Einwerfen


Einwerfen or Zählspiel is a German 8-card point-trick game for four players in two teams of two and using a 32-card German-suited pack. Its closest relative is the popular Portuguese game Sueca. Perhaps the most basic and typical representative of the Ace-Ten card games, this game was first described as early as 1811, but may be considerably older.

Basic rules

Players draw for partnerships. The player drawing the highest card becomes the 'king' i.e. eldest hand; the player with the second highest is his partner. Partners sit opposite one another. The player drawing the lowest card sits to the right of the king and becomes the first dealer.
Tens rank low. After cutting for trumps, all cards are dealt to the players in batches of 4, each receiving 8 cards. The standard rules of trick-play as in Whist apply. Any card may be led to a trick, subsequent players must follow suit if they can but are otherwise completely free in what they play. The trick is won with the highest trump, or if it does not contain trumps it is won with the highest card of the suit led. The winner of a trick leads to the next trick.
61–90 card-points win the deal and earn one chip or stake, a single win being known as a Lump, 91–119 win it double , and 120 win it triple. In case of a tie the outcome is held in abeyance and is decided by the outcome of the next deal. The trump suit of the first deal is couleur favorite, i.e. any subsequent game that happens to have the same trump suit as the first scores double i.e. 2 chips for a Lump, 4 for a Matsch and 6 for a Bombe.

• **AUFGABEN**:
1 – Geben Sie aus dem Lesetext alles von "Einwerfen or Zählspiel" bis hinunter zu "be considerably older." wortgetreu aus.
2 – Was geschieht laut Lesetext bei einem Gleichstand?
Stützen Sie sich ausschließlich auf den Lesetext.

• **EXTRAHIERTE DATENSÄTZE**:
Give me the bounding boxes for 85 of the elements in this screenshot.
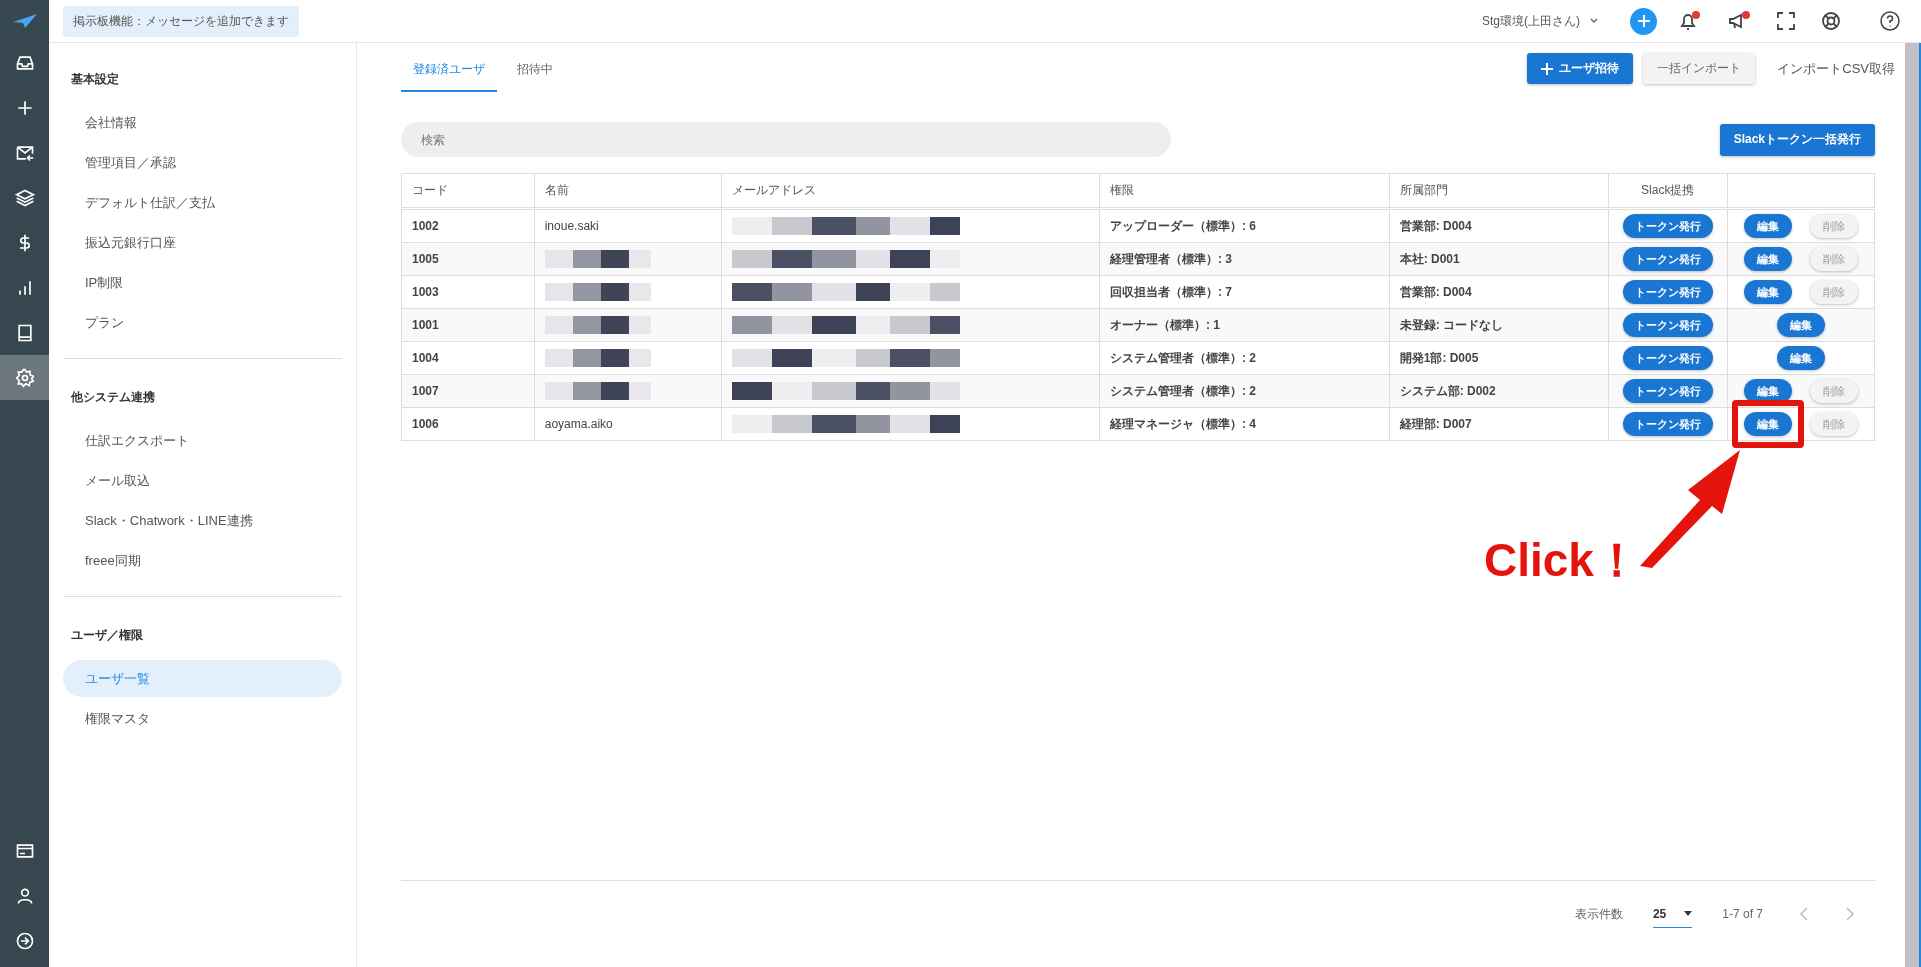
table-cell: 1002 — [401, 208, 535, 243]
environment-menu[interactable]: Stg環境(上田さん) — [1482, 12, 1600, 30]
slack-bulk-token-button[interactable]: Slackトークン一括発行 — [1719, 123, 1875, 156]
bulk-import-button[interactable]: 一括インポート — [1643, 53, 1756, 84]
table-cell: 経理部: D007 — [1389, 407, 1608, 441]
edit-button[interactable]: 編集 — [1744, 280, 1792, 304]
issue-token-button[interactable]: トークン発行 — [1622, 346, 1713, 370]
settings-icon[interactable] — [0, 355, 49, 400]
issue-token-button[interactable]: トークン発行 — [1622, 214, 1713, 238]
delete-button[interactable]: 削除 — [1810, 214, 1858, 238]
table-cell: 未登録: コードなし — [1389, 308, 1608, 342]
issue-token-button[interactable]: トークン発行 — [1622, 280, 1713, 304]
scrollbar[interactable] — [1905, 43, 1921, 967]
issue-token-button[interactable]: トークン発行 — [1622, 379, 1713, 403]
sidebar-item[interactable]: プラン — [63, 304, 342, 341]
sidebar-item[interactable]: デフォルト仕訳／支払 — [63, 184, 342, 221]
sidebar-item[interactable]: freee同期 — [63, 542, 342, 579]
table-cell: 開発1部: D005 — [1389, 341, 1608, 375]
search-field[interactable]: 検索 — [401, 122, 1171, 157]
sidebar-item[interactable]: 振込元銀行口座 — [63, 224, 342, 261]
sidebar-item[interactable]: IP制限 — [63, 264, 342, 301]
edit-button[interactable]: 編集 — [1744, 214, 1792, 238]
table-cell: 1005 — [401, 242, 535, 276]
sidebar-item[interactable]: ユーザ一覧 — [63, 660, 342, 697]
table-cell: 回収担当者（標準）: 7 — [1099, 275, 1390, 309]
column-header: 所属部門 — [1389, 173, 1608, 209]
edit-button[interactable]: 編集 — [1744, 379, 1792, 403]
table-cell: システム部: D002 — [1389, 374, 1608, 408]
invite-user-button[interactable]: ユーザ招待 — [1527, 53, 1634, 84]
column-header: 名前 — [534, 173, 722, 209]
table-cell: アップローダー（標準）: 6 — [1099, 208, 1390, 243]
delete-button[interactable]: 削除 — [1810, 412, 1858, 436]
sidebar-item[interactable]: Slack・Chatwork・LINE連携 — [63, 502, 342, 539]
select-value: 25 — [1652, 906, 1667, 921]
delete-button[interactable]: 削除 — [1810, 379, 1858, 403]
column-header: 権限 — [1099, 173, 1390, 209]
issue-token-button[interactable]: トークン発行 — [1622, 313, 1713, 337]
table-cell: 1006 — [401, 407, 535, 441]
delete-button[interactable]: 削除 — [1810, 280, 1858, 304]
button-label: ユーザ招待 — [1559, 60, 1620, 77]
table-cell: 1003 — [401, 275, 535, 309]
bird-logo-icon — [12, 14, 37, 28]
annotation-text: Click！ — [1484, 533, 1640, 588]
table-cell: 1004 — [401, 341, 535, 375]
sidebar-item[interactable]: メール取込 — [63, 462, 342, 499]
user-name: aoyama.aiko — [544, 417, 613, 431]
sidebar-item[interactable]: 権限マスタ — [63, 700, 342, 737]
plus-icon — [1541, 62, 1554, 75]
edit-button[interactable]: 編集 — [1744, 247, 1792, 271]
delete-button[interactable]: 削除 — [1810, 247, 1858, 271]
csv-download-link[interactable]: インポートCSV取得 — [1777, 59, 1895, 78]
edit-button[interactable]: 編集 — [1777, 346, 1825, 370]
rows-per-page-label: 表示件数 — [1574, 905, 1623, 923]
page-range: 1-7 of 7 — [1722, 907, 1763, 921]
sidebar-item[interactable]: 管理項目／承認 — [63, 144, 342, 181]
sidebar-item[interactable]: 仕訳エクスポート — [63, 422, 342, 459]
section-heading: ユーザ／権限 — [70, 627, 144, 644]
section-heading: 基本設定 — [70, 71, 120, 88]
notice-badge: 掲示板機能：メッセージを追加できます — [63, 5, 299, 37]
column-header: メールアドレス — [721, 173, 1100, 209]
column-header: Slack提携 — [1608, 173, 1728, 209]
edit-button[interactable]: 編集 — [1777, 313, 1825, 337]
table-cell: オーナー（標準）: 1 — [1099, 308, 1390, 342]
issue-token-button[interactable]: トークン発行 — [1622, 412, 1713, 436]
user-name: inoue.saki — [544, 219, 599, 233]
rows-per-page-select[interactable]: 25 — [1652, 900, 1693, 928]
table-cell: 経理管理者（標準）: 3 — [1099, 242, 1390, 276]
table-cell: システム管理者（標準）: 2 — [1099, 341, 1390, 375]
edit-button[interactable]: 編集 — [1744, 412, 1792, 436]
table-cell: 経理マネージャ（標準）: 4 — [1099, 407, 1390, 441]
plus-icon — [1635, 13, 1652, 29]
table-cell: 営業部: D004 — [1389, 275, 1608, 309]
tab[interactable]: 招待中 — [505, 53, 565, 92]
section-heading: 他システム連携 — [70, 389, 156, 406]
table-cell: システム管理者（標準）: 2 — [1099, 374, 1390, 408]
tab[interactable]: 登録済ユーザ — [401, 53, 497, 92]
sidebar-item[interactable]: 会社情報 — [63, 104, 342, 141]
caret-icon — [1684, 911, 1693, 916]
table-cell: 1007 — [401, 374, 535, 408]
add-button[interactable] — [1630, 7, 1657, 35]
table-cell: 営業部: D004 — [1389, 208, 1608, 243]
column-header: コード — [401, 173, 535, 209]
table-cell: 本社: D001 — [1389, 242, 1608, 276]
issue-token-button[interactable]: トークン発行 — [1622, 247, 1713, 271]
table-cell: 1001 — [401, 308, 535, 342]
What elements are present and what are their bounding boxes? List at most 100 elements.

• **LÖSUNGEN JE AUFGABE**:
1 –
Einwerfen or Zählspiel is a German 8-card point-trick game for four players in two teams of two and using a 32-card German-suited pack. Its closest relative is the popular Portuguese game Sueca. Perhaps the most basic and typical representative of the Ace-Ten card games, this game was first described as early as 1811, but may be considerably older.

2 – Das Ergebnis wird zurückgestellt und durch den Ausgang des nächsten Spiels entschieden.